### [To do]
Reproduce the full listing below unchanged, apart from the pictures.

'''

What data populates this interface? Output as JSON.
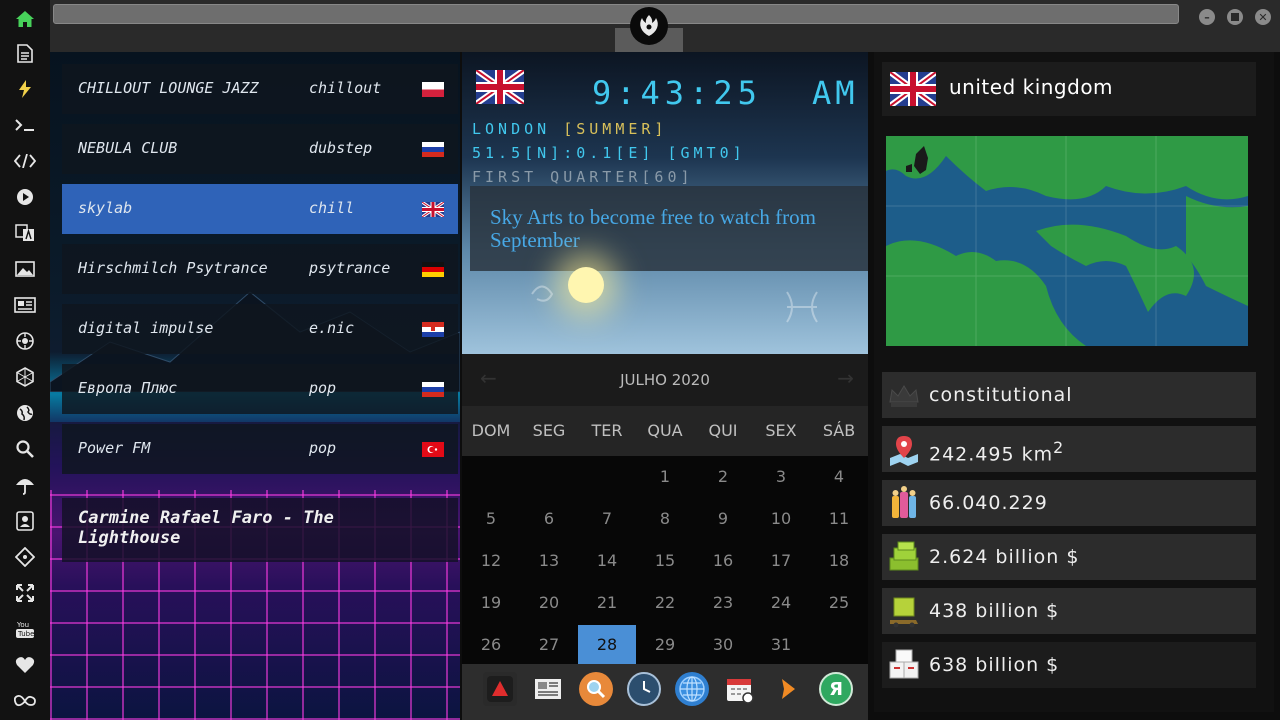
{
  "sidebar": {
    "items": [
      {
        "name": "home-icon",
        "active": true
      },
      {
        "name": "document-icon"
      },
      {
        "name": "lightning-icon"
      },
      {
        "name": "terminal-icon"
      },
      {
        "name": "code-icon"
      },
      {
        "name": "play-icon"
      },
      {
        "name": "translate-icon"
      },
      {
        "name": "image-icon"
      },
      {
        "name": "news-icon"
      },
      {
        "name": "rebel-icon"
      },
      {
        "name": "hexagon-icon"
      },
      {
        "name": "globe-icon"
      },
      {
        "name": "search-icon"
      },
      {
        "name": "umbrella-icon"
      },
      {
        "name": "contact-icon"
      },
      {
        "name": "git-icon"
      },
      {
        "name": "expand-icon"
      },
      {
        "name": "youtube-icon"
      },
      {
        "name": "heart-icon"
      },
      {
        "name": "infinity-icon"
      }
    ]
  },
  "colors": {
    "accent": "#2f63b8",
    "clock": "#41c8ee",
    "clock_location": "#41c8ee",
    "clock_dim": "#8a9aa8",
    "news": "#47a8e6",
    "today": "#4a8fd6"
  },
  "stations": [
    {
      "name": "CHILLOUT LOUNGE JAZZ",
      "genre": "chillout",
      "flag": "poland"
    },
    {
      "name": "NEBULA CLUB",
      "genre": "dubstep",
      "flag": "russia"
    },
    {
      "name": "skylab",
      "genre": "chill",
      "flag": "uk",
      "active": true
    },
    {
      "name": "Hirschmilch Psytrance",
      "genre": "psytrance",
      "flag": "germany"
    },
    {
      "name": "digital impulse",
      "genre": "e.nic",
      "flag": "croatia"
    },
    {
      "name": "Европа Плюс",
      "genre": "pop",
      "flag": "russia"
    },
    {
      "name": "Power FM",
      "genre": "pop",
      "flag": "turkey"
    }
  ],
  "now_playing": "Carmine Rafael Faro - The Lighthouse",
  "clock": {
    "time": "9:43:25",
    "ampm": "AM",
    "location": "LONDON",
    "season": "[SUMMER]",
    "coords": "51.5[N]:0.1[E] [GMT0]",
    "moon": "FIRST QUARTER[60]"
  },
  "news": {
    "headline": "Sky Arts to become free to watch from September"
  },
  "calendar": {
    "title": "JULHO 2020",
    "weekdays": [
      "DOM",
      "SEG",
      "TER",
      "QUA",
      "QUI",
      "SEX",
      "SÁB"
    ],
    "weeks": [
      [
        "",
        "",
        "",
        "1",
        "2",
        "3",
        "4"
      ],
      [
        "5",
        "6",
        "7",
        "8",
        "9",
        "10",
        "11"
      ],
      [
        "12",
        "13",
        "14",
        "15",
        "16",
        "17",
        "18"
      ],
      [
        "19",
        "20",
        "21",
        "22",
        "23",
        "24",
        "25"
      ],
      [
        "26",
        "27",
        "28",
        "29",
        "30",
        "31",
        ""
      ]
    ],
    "today": "28"
  },
  "dock": [
    "acrobat-icon",
    "newspaper-icon",
    "search-icon",
    "clock-icon",
    "globe-icon",
    "calendar-icon",
    "play-icon",
    "yandex-icon"
  ],
  "dock_yandex_letter": "Я",
  "country": {
    "name": "united kingdom",
    "government": "constitutional",
    "area_value": "242.495 km",
    "area_sup": "2",
    "population": "66.040.229",
    "gdp": "2.624 billion $",
    "exports": "438 billion $",
    "imports": "638 billion $"
  }
}
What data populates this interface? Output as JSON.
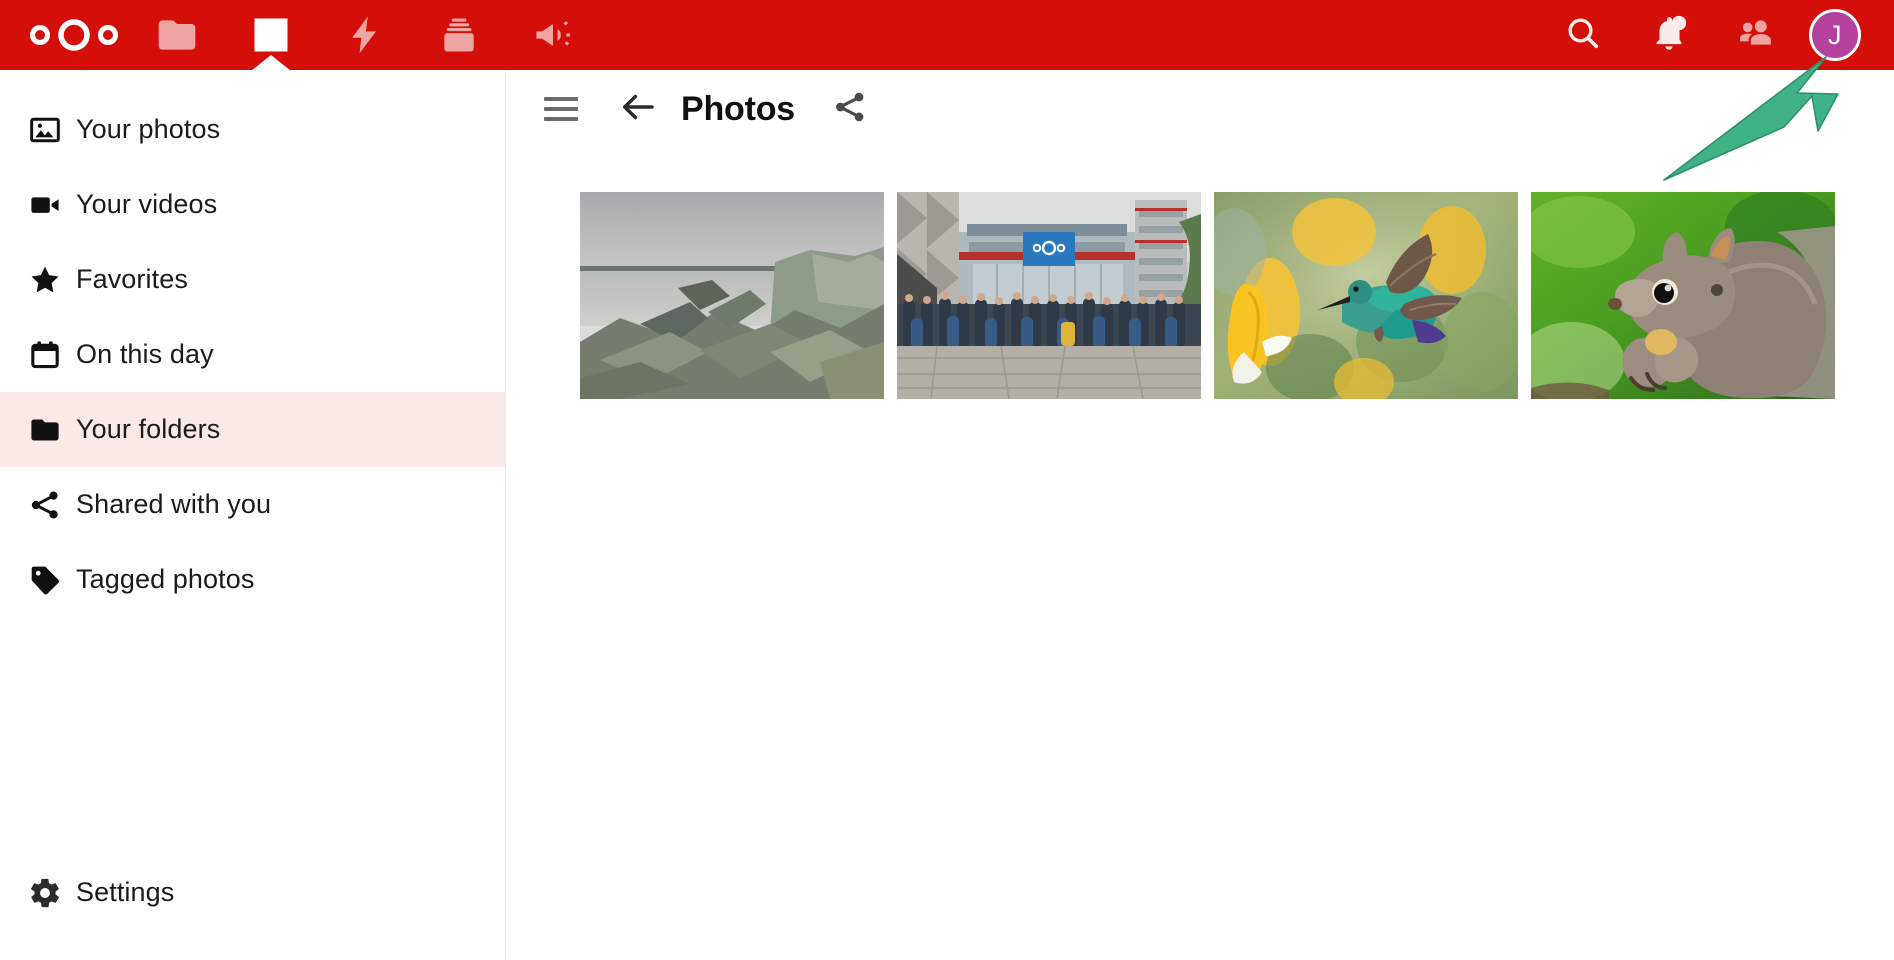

'''

### [Complete answer]
What data populates this interface? Output as JSON.
{
  "sidebar": {
    "items": [
      {
        "name": "home-icon",
        "active": true
      },
      {
        "name": "document-icon"
      },
      {
        "name": "lightning-icon"
      },
      {
        "name": "terminal-icon"
      },
      {
        "name": "code-icon"
      },
      {
        "name": "play-icon"
      },
      {
        "name": "translate-icon"
      },
      {
        "name": "image-icon"
      },
      {
        "name": "news-icon"
      },
      {
        "name": "rebel-icon"
      },
      {
        "name": "hexagon-icon"
      },
      {
        "name": "globe-icon"
      },
      {
        "name": "search-icon"
      },
      {
        "name": "umbrella-icon"
      },
      {
        "name": "contact-icon"
      },
      {
        "name": "git-icon"
      },
      {
        "name": "expand-icon"
      },
      {
        "name": "youtube-icon"
      },
      {
        "name": "heart-icon"
      },
      {
        "name": "infinity-icon"
      }
    ]
  },
  "colors": {
    "accent": "#2f63b8",
    "clock": "#41c8ee",
    "clock_location": "#41c8ee",
    "clock_dim": "#8a9aa8",
    "news": "#47a8e6",
    "today": "#4a8fd6"
  },
  "stations": [
    {
      "name": "CHILLOUT LOUNGE JAZZ",
      "genre": "chillout",
      "flag": "poland"
    },
    {
      "name": "NEBULA CLUB",
      "genre": "dubstep",
      "flag": "russia"
    },
    {
      "name": "skylab",
      "genre": "chill",
      "flag": "uk",
      "active": true
    },
    {
      "name": "Hirschmilch Psytrance",
      "genre": "psytrance",
      "flag": "germany"
    },
    {
      "name": "digital impulse",
      "genre": "e.nic",
      "flag": "croatia"
    },
    {
      "name": "Европа Плюс",
      "genre": "pop",
      "flag": "russia"
    },
    {
      "name": "Power FM",
      "genre": "pop",
      "flag": "turkey"
    }
  ],
  "now_playing": "Carmine Rafael Faro - The Lighthouse",
  "clock": {
    "time": "9:43:25",
    "ampm": "AM",
    "location": "LONDON",
    "season": "[SUMMER]",
    "coords": "51.5[N]:0.1[E] [GMT0]",
    "moon": "FIRST QUARTER[60]"
  },
  "news": {
    "headline": "Sky Arts to become free to watch from September"
  },
  "calendar": {
    "title": "JULHO 2020",
    "weekdays": [
      "DOM",
      "SEG",
      "TER",
      "QUA",
      "QUI",
      "SEX",
      "SÁB"
    ],
    "weeks": [
      [
        "",
        "",
        "",
        "1",
        "2",
        "3",
        "4"
      ],
      [
        "5",
        "6",
        "7",
        "8",
        "9",
        "10",
        "11"
      ],
      [
        "12",
        "13",
        "14",
        "15",
        "16",
        "17",
        "18"
      ],
      [
        "19",
        "20",
        "21",
        "22",
        "23",
        "24",
        "25"
      ],
      [
        "26",
        "27",
        "28",
        "29",
        "30",
        "31",
        ""
      ]
    ],
    "today": "28"
  },
  "dock": [
    "acrobat-icon",
    "newspaper-icon",
    "search-icon",
    "clock-icon",
    "globe-icon",
    "calendar-icon",
    "play-icon",
    "yandex-icon"
  ],
  "dock_yandex_letter": "Я",
  "country": {
    "name": "united kingdom",
    "government": "constitutional",
    "area_value": "242.495 km",
    "area_sup": "2",
    "population": "66.040.229",
    "gdp": "2.624 billion $",
    "exports": "438 billion $",
    "imports": "638 billion $"
  }
}
What data populates this interface? Output as JSON.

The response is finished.